# TASK INPUT
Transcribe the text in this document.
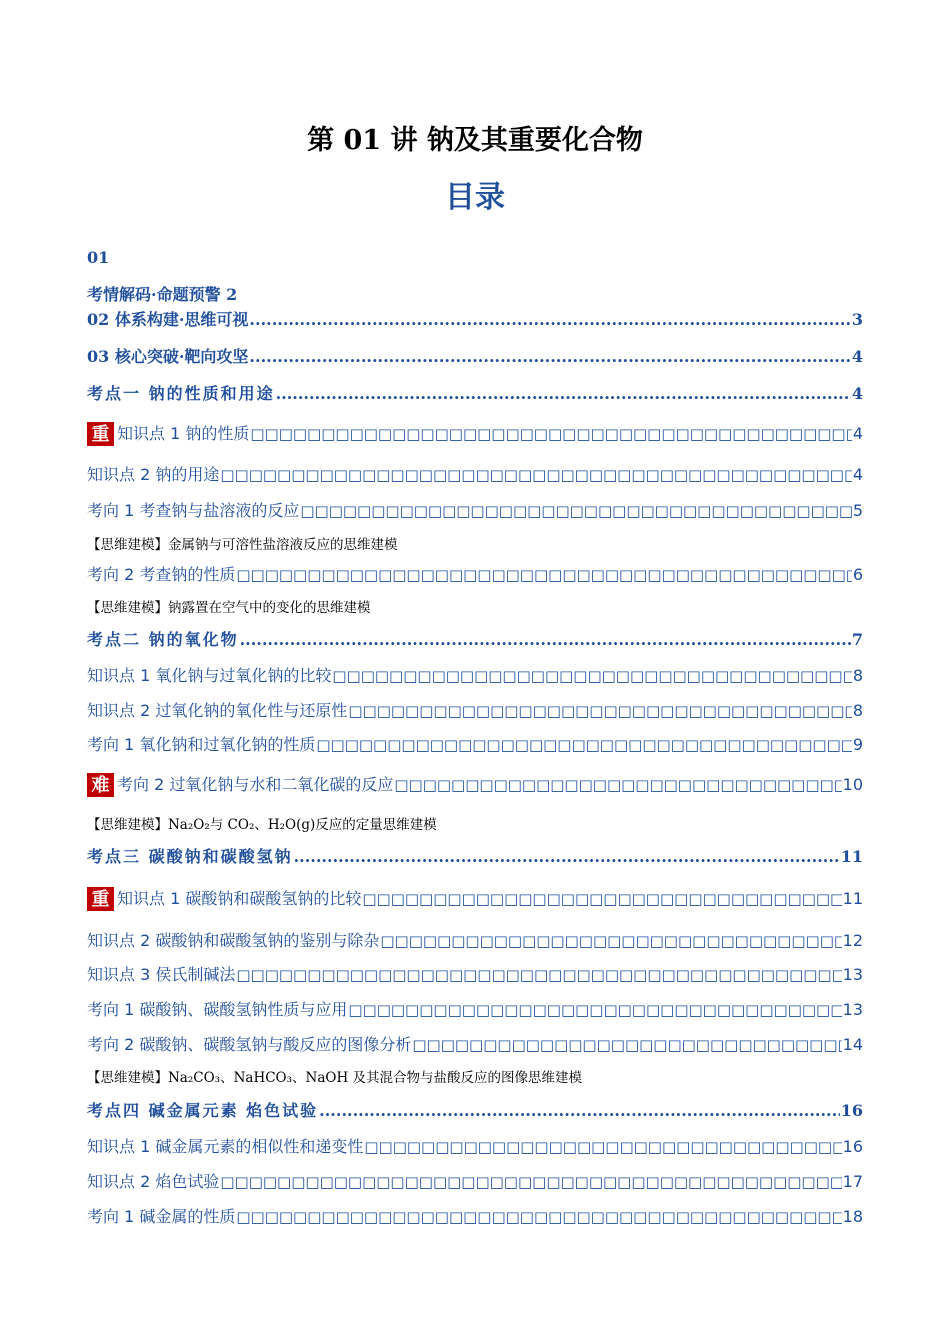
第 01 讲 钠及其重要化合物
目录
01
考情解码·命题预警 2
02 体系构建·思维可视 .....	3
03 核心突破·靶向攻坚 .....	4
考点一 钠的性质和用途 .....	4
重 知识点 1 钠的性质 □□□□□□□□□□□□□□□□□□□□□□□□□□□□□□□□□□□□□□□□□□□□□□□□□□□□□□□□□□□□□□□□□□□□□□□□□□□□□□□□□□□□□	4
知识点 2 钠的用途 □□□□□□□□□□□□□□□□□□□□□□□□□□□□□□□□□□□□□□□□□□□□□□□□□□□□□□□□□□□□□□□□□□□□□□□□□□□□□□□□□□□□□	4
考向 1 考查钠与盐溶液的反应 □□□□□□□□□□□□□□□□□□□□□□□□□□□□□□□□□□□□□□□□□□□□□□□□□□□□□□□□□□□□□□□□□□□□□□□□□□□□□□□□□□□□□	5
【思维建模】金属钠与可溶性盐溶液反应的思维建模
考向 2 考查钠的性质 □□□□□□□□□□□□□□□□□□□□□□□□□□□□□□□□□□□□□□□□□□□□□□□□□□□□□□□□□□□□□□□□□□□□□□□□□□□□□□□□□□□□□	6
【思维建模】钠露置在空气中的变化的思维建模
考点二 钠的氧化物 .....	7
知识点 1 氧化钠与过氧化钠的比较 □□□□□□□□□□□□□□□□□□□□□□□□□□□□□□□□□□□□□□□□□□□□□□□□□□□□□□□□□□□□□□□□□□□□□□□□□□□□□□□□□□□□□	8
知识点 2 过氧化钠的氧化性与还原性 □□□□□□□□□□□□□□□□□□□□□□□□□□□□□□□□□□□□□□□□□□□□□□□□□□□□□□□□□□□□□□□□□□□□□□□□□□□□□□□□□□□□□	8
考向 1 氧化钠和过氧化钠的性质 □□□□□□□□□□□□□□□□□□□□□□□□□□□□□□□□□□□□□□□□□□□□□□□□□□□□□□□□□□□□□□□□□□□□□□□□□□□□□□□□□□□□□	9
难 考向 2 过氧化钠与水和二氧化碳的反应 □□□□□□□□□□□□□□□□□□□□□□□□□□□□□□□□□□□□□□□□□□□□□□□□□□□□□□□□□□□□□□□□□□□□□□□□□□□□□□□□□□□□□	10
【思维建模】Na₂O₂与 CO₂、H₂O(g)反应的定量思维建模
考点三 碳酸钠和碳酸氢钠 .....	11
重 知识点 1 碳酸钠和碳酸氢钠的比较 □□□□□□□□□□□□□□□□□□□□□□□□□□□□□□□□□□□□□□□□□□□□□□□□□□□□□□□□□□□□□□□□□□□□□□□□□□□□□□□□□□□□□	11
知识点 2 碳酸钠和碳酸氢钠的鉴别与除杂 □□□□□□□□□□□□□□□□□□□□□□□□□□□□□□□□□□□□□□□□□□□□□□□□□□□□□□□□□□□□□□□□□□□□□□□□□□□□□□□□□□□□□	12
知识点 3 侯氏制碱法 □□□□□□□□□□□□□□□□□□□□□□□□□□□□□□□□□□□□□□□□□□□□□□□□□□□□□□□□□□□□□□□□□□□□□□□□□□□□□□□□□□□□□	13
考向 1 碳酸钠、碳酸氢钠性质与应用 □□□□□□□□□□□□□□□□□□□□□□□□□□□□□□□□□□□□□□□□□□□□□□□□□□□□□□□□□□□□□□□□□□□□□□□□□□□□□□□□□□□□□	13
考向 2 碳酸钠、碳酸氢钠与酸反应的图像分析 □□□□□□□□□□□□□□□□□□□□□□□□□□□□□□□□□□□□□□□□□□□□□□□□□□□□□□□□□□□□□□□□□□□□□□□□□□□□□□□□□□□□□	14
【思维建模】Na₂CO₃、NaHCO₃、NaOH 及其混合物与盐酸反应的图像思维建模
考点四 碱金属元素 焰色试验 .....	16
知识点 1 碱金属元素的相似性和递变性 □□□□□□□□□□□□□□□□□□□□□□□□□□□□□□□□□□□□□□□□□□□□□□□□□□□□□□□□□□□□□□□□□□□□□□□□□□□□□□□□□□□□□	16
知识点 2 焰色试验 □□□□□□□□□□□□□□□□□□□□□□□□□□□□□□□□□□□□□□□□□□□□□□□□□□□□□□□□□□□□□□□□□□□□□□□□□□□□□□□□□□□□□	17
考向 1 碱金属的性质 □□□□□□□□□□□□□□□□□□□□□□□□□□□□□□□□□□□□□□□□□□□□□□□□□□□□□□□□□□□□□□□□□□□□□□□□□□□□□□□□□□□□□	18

# EXERCISE REQUIREMENTS
Gather all lines of the records that include the word "思维建模".

# SOLUTION TO THIS PROBLEM
【思维建模】金属钠与可溶性盐溶液反应的思维建模
【思维建模】钠露置在空气中的变化的思维建模
【思维建模】Na₂O₂与 CO₂、H₂O(g)反应的定量思维建模
【思维建模】Na₂CO₃、NaHCO₃、NaOH 及其混合物与盐酸反应的图像思维建模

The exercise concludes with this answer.